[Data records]
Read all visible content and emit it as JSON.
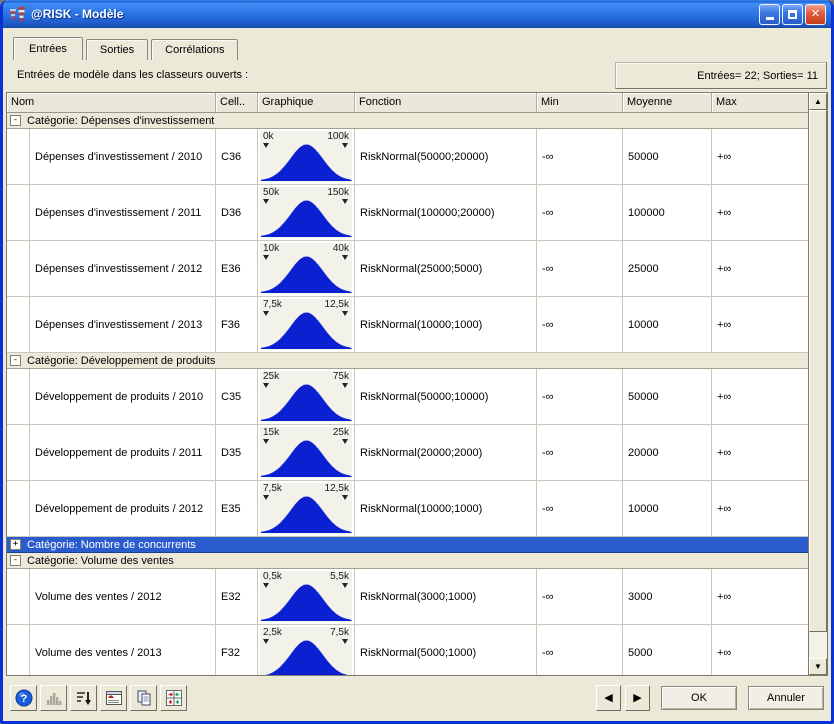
{
  "window": {
    "title": "@RISK - Modèle",
    "controls": {
      "minimize": "minimize-icon",
      "maximize": "maximize-icon",
      "close": "close-icon"
    }
  },
  "colors": {
    "titlebar_blue": "#2A70E2",
    "window_border": "#0831D9",
    "background": "#ECE9D8",
    "selection_blue": "#2B5CCE",
    "graph_blue": "#0B20D0",
    "close_red": "#E0593A"
  },
  "tabs": [
    {
      "label": "Entrées",
      "active": true
    },
    {
      "label": "Sorties",
      "active": false
    },
    {
      "label": "Corrélations",
      "active": false
    }
  ],
  "infobar": {
    "left": "Entrées de modèle dans les classeurs ouverts :",
    "right": "Entrées= 22; Sorties= 11"
  },
  "table": {
    "columns": [
      "Nom",
      "Cell..",
      "Graphique",
      "Fonction",
      "Min",
      "Moyenne",
      "Max"
    ],
    "groups": [
      {
        "label": "Catégorie: Dépenses d'investissement",
        "expanded": true,
        "selected": false,
        "rows": [
          {
            "nom": "Dépenses d'investissement / 2010",
            "cell": "C36",
            "graph_min": "0k",
            "graph_max": "100k",
            "fonction": "RiskNormal(50000;20000)",
            "min": "-∞",
            "moyenne": "50000",
            "max": "+∞"
          },
          {
            "nom": "Dépenses d'investissement / 2011",
            "cell": "D36",
            "graph_min": "50k",
            "graph_max": "150k",
            "fonction": "RiskNormal(100000;20000)",
            "min": "-∞",
            "moyenne": "100000",
            "max": "+∞"
          },
          {
            "nom": "Dépenses d'investissement / 2012",
            "cell": "E36",
            "graph_min": "10k",
            "graph_max": "40k",
            "fonction": "RiskNormal(25000;5000)",
            "min": "-∞",
            "moyenne": "25000",
            "max": "+∞"
          },
          {
            "nom": "Dépenses d'investissement / 2013",
            "cell": "F36",
            "graph_min": "7,5k",
            "graph_max": "12,5k",
            "fonction": "RiskNormal(10000;1000)",
            "min": "-∞",
            "moyenne": "10000",
            "max": "+∞"
          }
        ]
      },
      {
        "label": "Catégorie: Développement de produits",
        "expanded": true,
        "selected": false,
        "rows": [
          {
            "nom": "Développement de produits / 2010",
            "cell": "C35",
            "graph_min": "25k",
            "graph_max": "75k",
            "fonction": "RiskNormal(50000;10000)",
            "min": "-∞",
            "moyenne": "50000",
            "max": "+∞"
          },
          {
            "nom": "Développement de produits / 2011",
            "cell": "D35",
            "graph_min": "15k",
            "graph_max": "25k",
            "fonction": "RiskNormal(20000;2000)",
            "min": "-∞",
            "moyenne": "20000",
            "max": "+∞"
          },
          {
            "nom": "Développement de produits / 2012",
            "cell": "E35",
            "graph_min": "7,5k",
            "graph_max": "12,5k",
            "fonction": "RiskNormal(10000;1000)",
            "min": "-∞",
            "moyenne": "10000",
            "max": "+∞"
          }
        ]
      },
      {
        "label": "Catégorie: Nombre de concurrents",
        "expanded": false,
        "selected": true,
        "rows": []
      },
      {
        "label": "Catégorie: Volume des ventes",
        "expanded": true,
        "selected": false,
        "rows": [
          {
            "nom": "Volume des ventes / 2012",
            "cell": "E32",
            "graph_min": "0,5k",
            "graph_max": "5,5k",
            "fonction": "RiskNormal(3000;1000)",
            "min": "-∞",
            "moyenne": "3000",
            "max": "+∞"
          },
          {
            "nom": "Volume des ventes / 2013",
            "cell": "F32",
            "graph_min": "2,5k",
            "graph_max": "7,5k",
            "fonction": "RiskNormal(5000;1000)",
            "min": "-∞",
            "moyenne": "5000",
            "max": "+∞"
          }
        ]
      }
    ]
  },
  "toolbar": {
    "icons": [
      "help-icon",
      "histogram-icon",
      "sort-icon",
      "report-icon",
      "copy-icon",
      "excel-grid-icon"
    ]
  },
  "footer": {
    "prev": "◀",
    "next": "▶",
    "ok_label": "OK",
    "cancel_label": "Annuler"
  }
}
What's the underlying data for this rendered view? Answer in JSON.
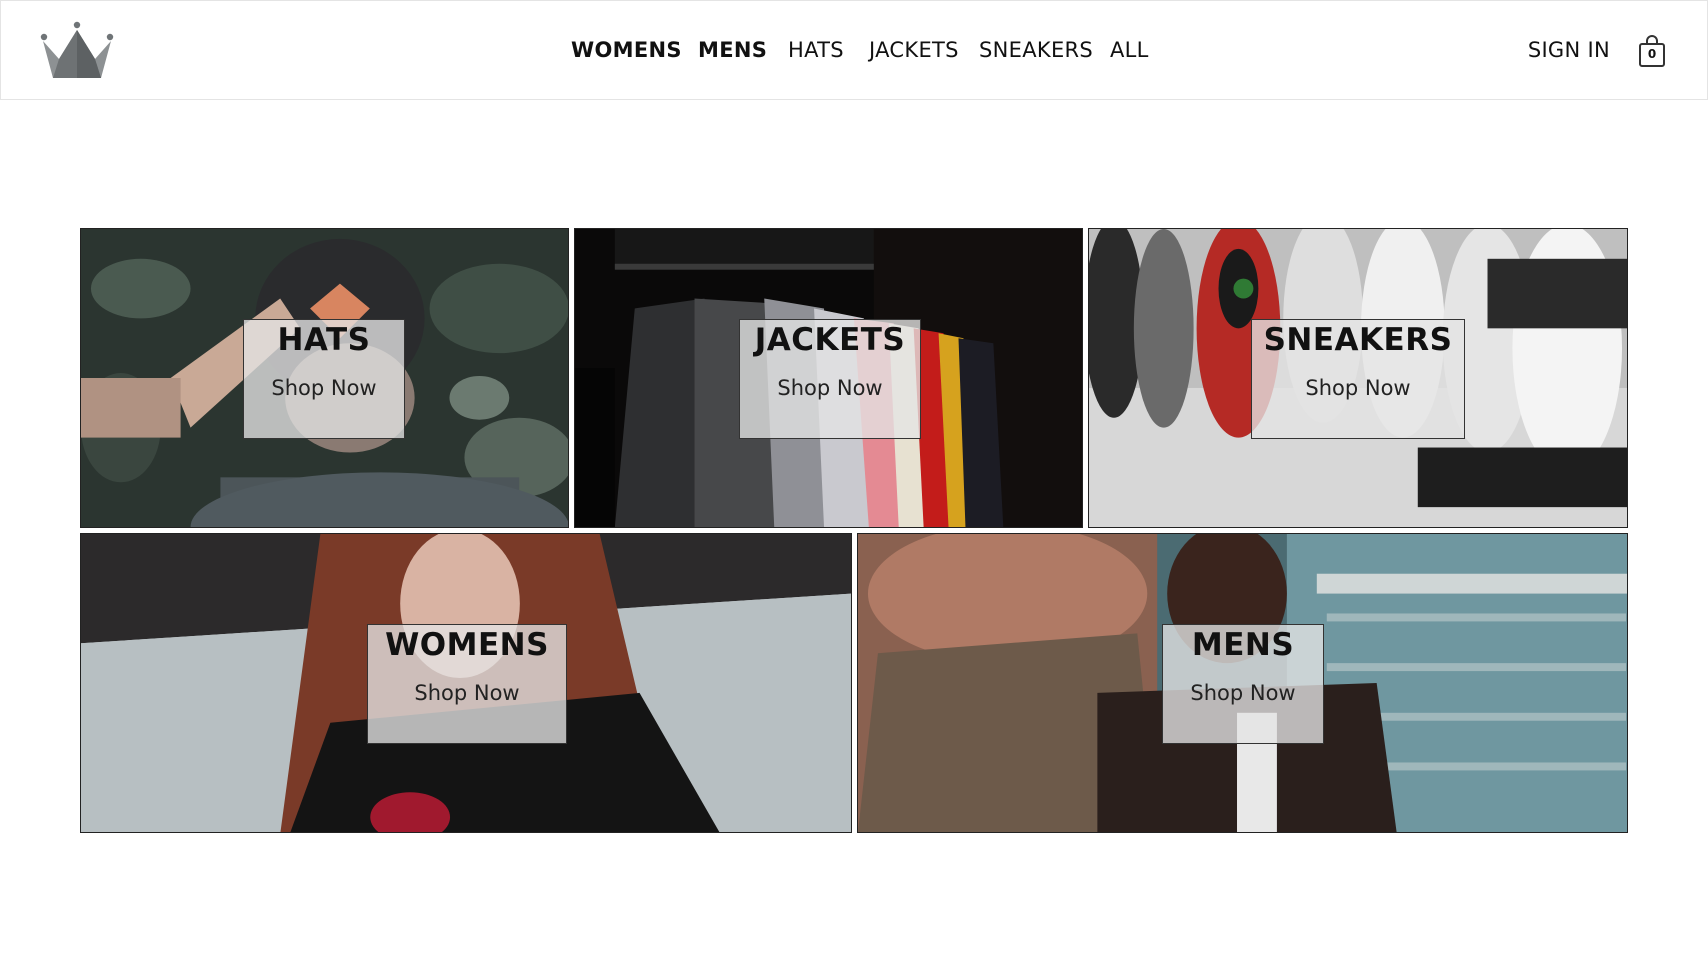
{
  "header": {
    "logo": "crown-logo",
    "nav": [
      "WOMENS",
      "MENS",
      "HATS",
      "JACKETS",
      "SNEAKERS",
      "ALL"
    ],
    "sign_in": "SIGN IN",
    "cart_count": "0",
    "cart_icon": "shopping-bag-icon"
  },
  "categories": [
    {
      "title": "HATS",
      "cta": "Shop Now"
    },
    {
      "title": "JACKETS",
      "cta": "Shop Now"
    },
    {
      "title": "SNEAKERS",
      "cta": "Shop Now"
    },
    {
      "title": "WOMENS",
      "cta": "Shop Now"
    },
    {
      "title": "MENS",
      "cta": "Shop Now"
    }
  ]
}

Set problem |
Reproduce the entries exactly. Do not carry over any picture.

Expected output |
Read all visible content and emit it as JSON.
{
  "window": {
    "title": "@RISK - Modèle",
    "controls": {
      "minimize": "minimize-icon",
      "maximize": "maximize-icon",
      "close": "close-icon"
    }
  },
  "colors": {
    "titlebar_blue": "#2A70E2",
    "window_border": "#0831D9",
    "background": "#ECE9D8",
    "selection_blue": "#2B5CCE",
    "graph_blue": "#0B20D0",
    "close_red": "#E0593A"
  },
  "tabs": [
    {
      "label": "Entrées",
      "active": true
    },
    {
      "label": "Sorties",
      "active": false
    },
    {
      "label": "Corrélations",
      "active": false
    }
  ],
  "infobar": {
    "left": "Entrées de modèle dans les classeurs ouverts :",
    "right": "Entrées= 22; Sorties= 11"
  },
  "table": {
    "columns": [
      "Nom",
      "Cell..",
      "Graphique",
      "Fonction",
      "Min",
      "Moyenne",
      "Max"
    ],
    "groups": [
      {
        "label": "Catégorie: Dépenses d'investissement",
        "expanded": true,
        "selected": false,
        "rows": [
          {
            "nom": "Dépenses d'investissement / 2010",
            "cell": "C36",
            "graph_min": "0k",
            "graph_max": "100k",
            "fonction": "RiskNormal(50000;20000)",
            "min": "-∞",
            "moyenne": "50000",
            "max": "+∞"
          },
          {
            "nom": "Dépenses d'investissement / 2011",
            "cell": "D36",
            "graph_min": "50k",
            "graph_max": "150k",
            "fonction": "RiskNormal(100000;20000)",
            "min": "-∞",
            "moyenne": "100000",
            "max": "+∞"
          },
          {
            "nom": "Dépenses d'investissement / 2012",
            "cell": "E36",
            "graph_min": "10k",
            "graph_max": "40k",
            "fonction": "RiskNormal(25000;5000)",
            "min": "-∞",
            "moyenne": "25000",
            "max": "+∞"
          },
          {
            "nom": "Dépenses d'investissement / 2013",
            "cell": "F36",
            "graph_min": "7,5k",
            "graph_max": "12,5k",
            "fonction": "RiskNormal(10000;1000)",
            "min": "-∞",
            "moyenne": "10000",
            "max": "+∞"
          }
        ]
      },
      {
        "label": "Catégorie: Développement de produits",
        "expanded": true,
        "selected": false,
        "rows": [
          {
            "nom": "Développement de produits / 2010",
            "cell": "C35",
            "graph_min": "25k",
            "graph_max": "75k",
            "fonction": "RiskNormal(50000;10000)",
            "min": "-∞",
            "moyenne": "50000",
            "max": "+∞"
          },
          {
            "nom": "Développement de produits / 2011",
            "cell": "D35",
            "graph_min": "15k",
            "graph_max": "25k",
            "fonction": "RiskNormal(20000;2000)",
            "min": "-∞",
            "moyenne": "20000",
            "max": "+∞"
          },
          {
            "nom": "Développement de produits / 2012",
            "cell": "E35",
            "graph_min": "7,5k",
            "graph_max": "12,5k",
            "fonction": "RiskNormal(10000;1000)",
            "min": "-∞",
            "moyenne": "10000",
            "max": "+∞"
          }
        ]
      },
      {
        "label": "Catégorie: Nombre de concurrents",
        "expanded": false,
        "selected": true,
        "rows": []
      },
      {
        "label": "Catégorie: Volume des ventes",
        "expanded": true,
        "selected": false,
        "rows": [
          {
            "nom": "Volume des ventes / 2012",
            "cell": "E32",
            "graph_min": "0,5k",
            "graph_max": "5,5k",
            "fonction": "RiskNormal(3000;1000)",
            "min": "-∞",
            "moyenne": "3000",
            "max": "+∞"
          },
          {
            "nom": "Volume des ventes / 2013",
            "cell": "F32",
            "graph_min": "2,5k",
            "graph_max": "7,5k",
            "fonction": "RiskNormal(5000;1000)",
            "min": "-∞",
            "moyenne": "5000",
            "max": "+∞"
          }
        ]
      }
    ]
  },
  "toolbar": {
    "icons": [
      "help-icon",
      "histogram-icon",
      "sort-icon",
      "report-icon",
      "copy-icon",
      "excel-grid-icon"
    ]
  },
  "footer": {
    "prev": "◀",
    "next": "▶",
    "ok_label": "OK",
    "cancel_label": "Annuler"
  }
}
What's the underlying data for this rendered view? Answer in JSON.
{
  "header": {
    "logo": "crown-logo",
    "nav": [
      "WOMENS",
      "MENS",
      "HATS",
      "JACKETS",
      "SNEAKERS",
      "ALL"
    ],
    "sign_in": "SIGN IN",
    "cart_count": "0",
    "cart_icon": "shopping-bag-icon"
  },
  "categories": [
    {
      "title": "HATS",
      "cta": "Shop Now"
    },
    {
      "title": "JACKETS",
      "cta": "Shop Now"
    },
    {
      "title": "SNEAKERS",
      "cta": "Shop Now"
    },
    {
      "title": "WOMENS",
      "cta": "Shop Now"
    },
    {
      "title": "MENS",
      "cta": "Shop Now"
    }
  ]
}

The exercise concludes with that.